→ Goal of the exercise
Below are entries. Pull out all lines containing "name".

Excerpts from a figure dataset
--- --- ---

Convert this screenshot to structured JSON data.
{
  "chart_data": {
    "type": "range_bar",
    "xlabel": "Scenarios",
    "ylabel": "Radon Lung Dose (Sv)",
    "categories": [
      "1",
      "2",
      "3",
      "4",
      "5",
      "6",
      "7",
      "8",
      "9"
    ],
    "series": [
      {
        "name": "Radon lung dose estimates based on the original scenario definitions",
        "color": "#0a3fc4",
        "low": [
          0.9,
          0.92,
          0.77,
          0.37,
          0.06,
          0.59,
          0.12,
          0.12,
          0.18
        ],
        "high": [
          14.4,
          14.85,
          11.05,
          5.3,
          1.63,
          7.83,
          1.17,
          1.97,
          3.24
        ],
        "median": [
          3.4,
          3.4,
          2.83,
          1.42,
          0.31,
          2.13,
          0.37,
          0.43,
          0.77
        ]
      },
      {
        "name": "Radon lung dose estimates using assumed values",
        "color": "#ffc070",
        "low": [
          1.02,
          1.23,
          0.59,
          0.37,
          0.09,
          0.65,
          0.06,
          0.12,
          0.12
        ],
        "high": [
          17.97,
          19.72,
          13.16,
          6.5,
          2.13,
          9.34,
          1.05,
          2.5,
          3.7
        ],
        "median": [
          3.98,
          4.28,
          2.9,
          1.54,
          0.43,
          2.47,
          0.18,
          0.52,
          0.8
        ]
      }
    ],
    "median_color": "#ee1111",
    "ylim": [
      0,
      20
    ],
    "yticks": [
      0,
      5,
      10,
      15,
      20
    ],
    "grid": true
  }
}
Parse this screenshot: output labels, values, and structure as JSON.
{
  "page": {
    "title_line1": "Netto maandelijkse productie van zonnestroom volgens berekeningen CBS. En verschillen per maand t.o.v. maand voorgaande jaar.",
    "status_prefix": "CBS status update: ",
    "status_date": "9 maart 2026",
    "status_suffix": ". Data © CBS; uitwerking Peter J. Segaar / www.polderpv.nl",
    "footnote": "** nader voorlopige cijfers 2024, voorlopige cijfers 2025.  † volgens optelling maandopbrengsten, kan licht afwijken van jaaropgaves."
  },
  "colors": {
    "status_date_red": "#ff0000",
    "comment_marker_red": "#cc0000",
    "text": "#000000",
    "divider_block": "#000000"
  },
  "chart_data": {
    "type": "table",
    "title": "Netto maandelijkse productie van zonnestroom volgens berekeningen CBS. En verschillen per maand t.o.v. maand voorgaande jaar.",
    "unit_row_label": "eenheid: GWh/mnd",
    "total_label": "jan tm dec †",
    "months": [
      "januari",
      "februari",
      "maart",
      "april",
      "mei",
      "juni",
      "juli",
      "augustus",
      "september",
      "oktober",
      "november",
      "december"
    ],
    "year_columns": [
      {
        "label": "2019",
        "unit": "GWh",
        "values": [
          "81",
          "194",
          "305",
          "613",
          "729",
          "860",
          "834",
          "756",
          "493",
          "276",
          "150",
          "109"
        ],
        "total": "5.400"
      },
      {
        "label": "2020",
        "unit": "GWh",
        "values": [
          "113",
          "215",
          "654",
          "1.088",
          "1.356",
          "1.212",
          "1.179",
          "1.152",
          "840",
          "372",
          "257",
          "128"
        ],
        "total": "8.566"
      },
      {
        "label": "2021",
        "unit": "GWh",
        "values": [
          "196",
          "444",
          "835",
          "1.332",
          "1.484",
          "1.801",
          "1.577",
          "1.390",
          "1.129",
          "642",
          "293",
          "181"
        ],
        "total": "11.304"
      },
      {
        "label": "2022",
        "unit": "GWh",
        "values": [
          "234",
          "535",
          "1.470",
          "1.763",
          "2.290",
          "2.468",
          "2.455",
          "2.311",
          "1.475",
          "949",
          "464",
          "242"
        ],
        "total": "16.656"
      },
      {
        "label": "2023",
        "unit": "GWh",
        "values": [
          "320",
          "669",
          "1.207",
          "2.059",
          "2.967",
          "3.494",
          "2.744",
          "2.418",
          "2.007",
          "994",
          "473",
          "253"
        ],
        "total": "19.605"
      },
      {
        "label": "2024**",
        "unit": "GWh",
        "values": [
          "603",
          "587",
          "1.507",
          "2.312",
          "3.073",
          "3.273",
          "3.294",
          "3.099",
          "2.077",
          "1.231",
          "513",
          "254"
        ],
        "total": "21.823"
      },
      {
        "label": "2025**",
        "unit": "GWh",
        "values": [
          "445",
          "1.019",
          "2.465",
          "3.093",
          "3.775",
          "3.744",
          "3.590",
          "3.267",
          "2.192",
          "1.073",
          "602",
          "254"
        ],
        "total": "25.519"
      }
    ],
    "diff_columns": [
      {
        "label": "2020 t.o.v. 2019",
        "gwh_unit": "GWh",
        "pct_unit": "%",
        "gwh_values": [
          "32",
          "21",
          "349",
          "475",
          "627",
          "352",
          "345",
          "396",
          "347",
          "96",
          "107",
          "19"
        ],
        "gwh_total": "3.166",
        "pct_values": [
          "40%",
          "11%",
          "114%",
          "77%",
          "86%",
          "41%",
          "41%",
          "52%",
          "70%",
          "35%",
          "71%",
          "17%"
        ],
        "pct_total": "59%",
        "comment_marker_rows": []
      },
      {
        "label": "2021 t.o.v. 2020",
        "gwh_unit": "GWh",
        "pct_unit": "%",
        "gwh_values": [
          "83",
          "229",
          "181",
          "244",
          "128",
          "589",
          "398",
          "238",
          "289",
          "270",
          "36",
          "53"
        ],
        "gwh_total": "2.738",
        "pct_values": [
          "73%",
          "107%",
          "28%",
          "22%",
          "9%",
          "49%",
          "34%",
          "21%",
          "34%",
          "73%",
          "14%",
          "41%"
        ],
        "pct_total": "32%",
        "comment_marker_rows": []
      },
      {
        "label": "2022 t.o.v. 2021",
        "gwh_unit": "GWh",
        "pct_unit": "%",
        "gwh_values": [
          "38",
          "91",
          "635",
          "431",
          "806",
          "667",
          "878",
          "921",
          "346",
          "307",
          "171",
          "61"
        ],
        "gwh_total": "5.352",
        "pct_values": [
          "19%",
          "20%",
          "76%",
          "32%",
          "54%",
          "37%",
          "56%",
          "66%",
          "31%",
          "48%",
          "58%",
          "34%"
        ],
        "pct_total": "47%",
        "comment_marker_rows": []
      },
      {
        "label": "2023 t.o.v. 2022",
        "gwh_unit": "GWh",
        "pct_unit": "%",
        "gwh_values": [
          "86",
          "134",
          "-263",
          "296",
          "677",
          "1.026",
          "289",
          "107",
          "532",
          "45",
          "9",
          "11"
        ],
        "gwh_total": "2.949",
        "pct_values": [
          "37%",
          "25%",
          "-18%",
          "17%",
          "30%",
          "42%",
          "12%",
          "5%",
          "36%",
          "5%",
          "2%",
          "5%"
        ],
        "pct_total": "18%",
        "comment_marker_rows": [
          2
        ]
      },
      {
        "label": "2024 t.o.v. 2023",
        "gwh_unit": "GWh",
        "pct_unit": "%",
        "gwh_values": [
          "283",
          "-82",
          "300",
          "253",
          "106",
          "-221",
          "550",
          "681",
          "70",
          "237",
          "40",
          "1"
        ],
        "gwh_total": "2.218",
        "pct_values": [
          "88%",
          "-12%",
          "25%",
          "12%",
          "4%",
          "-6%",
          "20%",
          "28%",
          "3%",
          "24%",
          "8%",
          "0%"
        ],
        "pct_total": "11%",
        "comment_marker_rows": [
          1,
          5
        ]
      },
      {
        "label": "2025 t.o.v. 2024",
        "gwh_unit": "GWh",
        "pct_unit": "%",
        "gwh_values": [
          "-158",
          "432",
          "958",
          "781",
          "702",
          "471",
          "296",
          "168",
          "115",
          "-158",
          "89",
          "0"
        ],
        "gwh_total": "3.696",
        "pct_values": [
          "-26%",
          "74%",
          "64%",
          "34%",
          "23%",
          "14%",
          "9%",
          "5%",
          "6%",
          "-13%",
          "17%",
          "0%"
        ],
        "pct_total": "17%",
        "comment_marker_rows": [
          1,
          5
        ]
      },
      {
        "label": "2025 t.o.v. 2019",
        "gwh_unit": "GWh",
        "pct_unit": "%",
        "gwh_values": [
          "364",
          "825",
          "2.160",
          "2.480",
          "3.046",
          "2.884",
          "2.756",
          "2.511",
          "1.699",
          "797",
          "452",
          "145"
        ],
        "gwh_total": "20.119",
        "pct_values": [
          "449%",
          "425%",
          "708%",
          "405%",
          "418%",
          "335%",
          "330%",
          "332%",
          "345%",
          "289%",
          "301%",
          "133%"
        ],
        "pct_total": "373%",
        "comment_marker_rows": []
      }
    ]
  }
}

--- --- ---

→ Answer to the task
        "name": "Radon lung dose estimates based on the original scenario definitions",
        "name": "Radon lung dose estimates using assumed values",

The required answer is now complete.